[Start of DATA]

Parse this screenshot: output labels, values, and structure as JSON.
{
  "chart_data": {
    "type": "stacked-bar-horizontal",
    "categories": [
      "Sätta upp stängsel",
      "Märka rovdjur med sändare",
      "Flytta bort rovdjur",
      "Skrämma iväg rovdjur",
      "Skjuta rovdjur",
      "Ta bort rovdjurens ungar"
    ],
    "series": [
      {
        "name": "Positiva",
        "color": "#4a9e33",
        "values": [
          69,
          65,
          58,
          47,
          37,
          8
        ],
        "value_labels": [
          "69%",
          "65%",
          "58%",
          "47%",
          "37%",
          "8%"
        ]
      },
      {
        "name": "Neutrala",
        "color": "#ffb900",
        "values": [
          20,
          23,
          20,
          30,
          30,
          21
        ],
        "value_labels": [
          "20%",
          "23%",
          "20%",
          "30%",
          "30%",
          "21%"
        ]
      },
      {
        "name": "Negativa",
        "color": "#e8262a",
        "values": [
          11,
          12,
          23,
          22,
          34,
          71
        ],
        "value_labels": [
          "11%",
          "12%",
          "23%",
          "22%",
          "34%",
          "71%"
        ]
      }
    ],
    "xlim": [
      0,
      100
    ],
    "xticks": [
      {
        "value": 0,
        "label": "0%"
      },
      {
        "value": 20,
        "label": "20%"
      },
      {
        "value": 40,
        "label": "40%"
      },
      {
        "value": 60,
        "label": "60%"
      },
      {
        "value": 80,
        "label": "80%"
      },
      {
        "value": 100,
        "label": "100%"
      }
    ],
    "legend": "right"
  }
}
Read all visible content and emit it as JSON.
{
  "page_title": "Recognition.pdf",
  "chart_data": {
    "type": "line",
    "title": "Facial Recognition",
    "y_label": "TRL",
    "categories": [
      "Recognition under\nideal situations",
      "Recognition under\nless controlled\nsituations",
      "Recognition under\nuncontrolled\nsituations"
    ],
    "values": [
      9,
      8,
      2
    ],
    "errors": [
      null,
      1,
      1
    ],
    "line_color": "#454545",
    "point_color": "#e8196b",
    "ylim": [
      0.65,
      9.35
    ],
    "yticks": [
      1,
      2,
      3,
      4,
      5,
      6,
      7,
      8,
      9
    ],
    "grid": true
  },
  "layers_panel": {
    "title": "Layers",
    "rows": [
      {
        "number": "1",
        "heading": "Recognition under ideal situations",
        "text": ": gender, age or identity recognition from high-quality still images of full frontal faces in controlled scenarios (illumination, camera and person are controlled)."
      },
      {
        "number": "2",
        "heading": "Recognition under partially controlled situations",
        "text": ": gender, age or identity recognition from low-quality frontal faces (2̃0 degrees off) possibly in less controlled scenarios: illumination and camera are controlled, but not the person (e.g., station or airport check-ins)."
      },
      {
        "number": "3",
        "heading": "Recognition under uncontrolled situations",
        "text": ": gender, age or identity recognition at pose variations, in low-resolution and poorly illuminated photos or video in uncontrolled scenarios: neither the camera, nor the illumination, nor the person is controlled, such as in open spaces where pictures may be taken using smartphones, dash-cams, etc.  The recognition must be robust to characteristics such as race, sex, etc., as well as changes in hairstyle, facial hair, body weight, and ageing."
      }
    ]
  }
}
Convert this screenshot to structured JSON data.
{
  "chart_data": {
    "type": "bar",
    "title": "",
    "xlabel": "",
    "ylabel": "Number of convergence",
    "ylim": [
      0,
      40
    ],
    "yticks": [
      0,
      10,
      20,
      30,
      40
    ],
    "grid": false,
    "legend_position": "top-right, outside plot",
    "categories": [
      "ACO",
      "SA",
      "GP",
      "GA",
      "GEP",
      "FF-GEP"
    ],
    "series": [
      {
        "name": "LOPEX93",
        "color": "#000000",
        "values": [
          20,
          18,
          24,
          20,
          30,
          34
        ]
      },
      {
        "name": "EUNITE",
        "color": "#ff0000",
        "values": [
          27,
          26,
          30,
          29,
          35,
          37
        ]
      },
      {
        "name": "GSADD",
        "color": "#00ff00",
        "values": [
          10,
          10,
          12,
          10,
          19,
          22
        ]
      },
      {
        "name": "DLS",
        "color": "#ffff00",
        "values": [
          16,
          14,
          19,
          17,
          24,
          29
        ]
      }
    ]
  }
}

[End of DATA]

* **PROBLEM**:
Copy each line of the data exactly, leaving nothing out.

* **THE COMPLETED TASK**:
Parse this screenshot: output labels, values, and structure as JSON.
{
  "chart_data": {
    "type": "stacked-bar-horizontal",
    "categories": [
      "Sätta upp stängsel",
      "Märka rovdjur med sändare",
      "Flytta bort rovdjur",
      "Skrämma iväg rovdjur",
      "Skjuta rovdjur",
      "Ta bort rovdjurens ungar"
    ],
    "series": [
      {
        "name": "Positiva",
        "color": "#4a9e33",
        "values": [
          69,
          65,
          58,
          47,
          37,
          8
        ],
        "value_labels": [
          "69%",
          "65%",
          "58%",
          "47%",
          "37%",
          "8%"
        ]
      },
      {
        "name": "Neutrala",
        "color": "#ffb900",
        "values": [
          20,
          23,
          20,
          30,
          30,
          21
        ],
        "value_labels": [
          "20%",
          "23%",
          "20%",
          "30%",
          "30%",
          "21%"
        ]
      },
      {
        "name": "Negativa",
        "color": "#e8262a",
        "values": [
          11,
          12,
          23,
          22,
          34,
          71
        ],
        "value_labels": [
          "11%",
          "12%",
          "23%",
          "22%",
          "34%",
          "71%"
        ]
      }
    ],
    "xlim": [
      0,
      100
    ],
    "xticks": [
      {
        "value": 0,
        "label": "0%"
      },
      {
        "value": 20,
        "label": "20%"
      },
      {
        "value": 40,
        "label": "40%"
      },
      {
        "value": 60,
        "label": "60%"
      },
      {
        "value": 80,
        "label": "80%"
      },
      {
        "value": 100,
        "label": "100%"
      }
    ],
    "legend": "right"
  }
}
Read all visible content and emit it as JSON.
{
  "page_title": "Recognition.pdf",
  "chart_data": {
    "type": "line",
    "title": "Facial Recognition",
    "y_label": "TRL",
    "categories": [
      "Recognition under\nideal situations",
      "Recognition under\nless controlled\nsituations",
      "Recognition under\nuncontrolled\nsituations"
    ],
    "values": [
      9,
      8,
      2
    ],
    "errors": [
      null,
      1,
      1
    ],
    "line_color": "#454545",
    "point_color": "#e8196b",
    "ylim": [
      0.65,
      9.35
    ],
    "yticks": [
      1,
      2,
      3,
      4,
      5,
      6,
      7,
      8,
      9
    ],
    "grid": true
  },
  "layers_panel": {
    "title": "Layers",
    "rows": [
      {
        "number": "1",
        "heading": "Recognition under ideal situations",
        "text": ": gender, age or identity recognition from high-quality still images of full frontal faces in controlled scenarios (illumination, camera and person are controlled)."
      },
      {
        "number": "2",
        "heading": "Recognition under partially controlled situations",
        "text": ": gender, age or identity recognition from low-quality frontal faces (2̃0 degrees off) possibly in less controlled scenarios: illumination and camera are controlled, but not the person (e.g., station or airport check-ins)."
      },
      {
        "number": "3",
        "heading": "Recognition under uncontrolled situations",
        "text": ": gender, age or identity recognition at pose variations, in low-resolution and poorly illuminated photos or video in uncontrolled scenarios: neither the camera, nor the illumination, nor the person is controlled, such as in open spaces where pictures may be taken using smartphones, dash-cams, etc.  The recognition must be robust to characteristics such as race, sex, etc., as well as changes in hairstyle, facial hair, body weight, and ageing."
      }
    ]
  }
}
Convert this screenshot to structured JSON data.
{
  "chart_data": {
    "type": "bar",
    "title": "",
    "xlabel": "",
    "ylabel": "Number of convergence",
    "ylim": [
      0,
      40
    ],
    "yticks": [
      0,
      10,
      20,
      30,
      40
    ],
    "grid": false,
    "legend_position": "top-right, outside plot",
    "categories": [
      "ACO",
      "SA",
      "GP",
      "GA",
      "GEP",
      "FF-GEP"
    ],
    "series": [
      {
        "name": "LOPEX93",
        "color": "#000000",
        "values": [
          20,
          18,
          24,
          20,
          30,
          34
        ]
      },
      {
        "name": "EUNITE",
        "color": "#ff0000",
        "values": [
          27,
          26,
          30,
          29,
          35,
          37
        ]
      },
      {
        "name": "GSADD",
        "color": "#00ff00",
        "values": [
          10,
          10,
          12,
          10,
          19,
          22
        ]
      },
      {
        "name": "DLS",
        "color": "#ffff00",
        "values": [
          16,
          14,
          19,
          17,
          24,
          29
        ]
      }
    ]
  }
}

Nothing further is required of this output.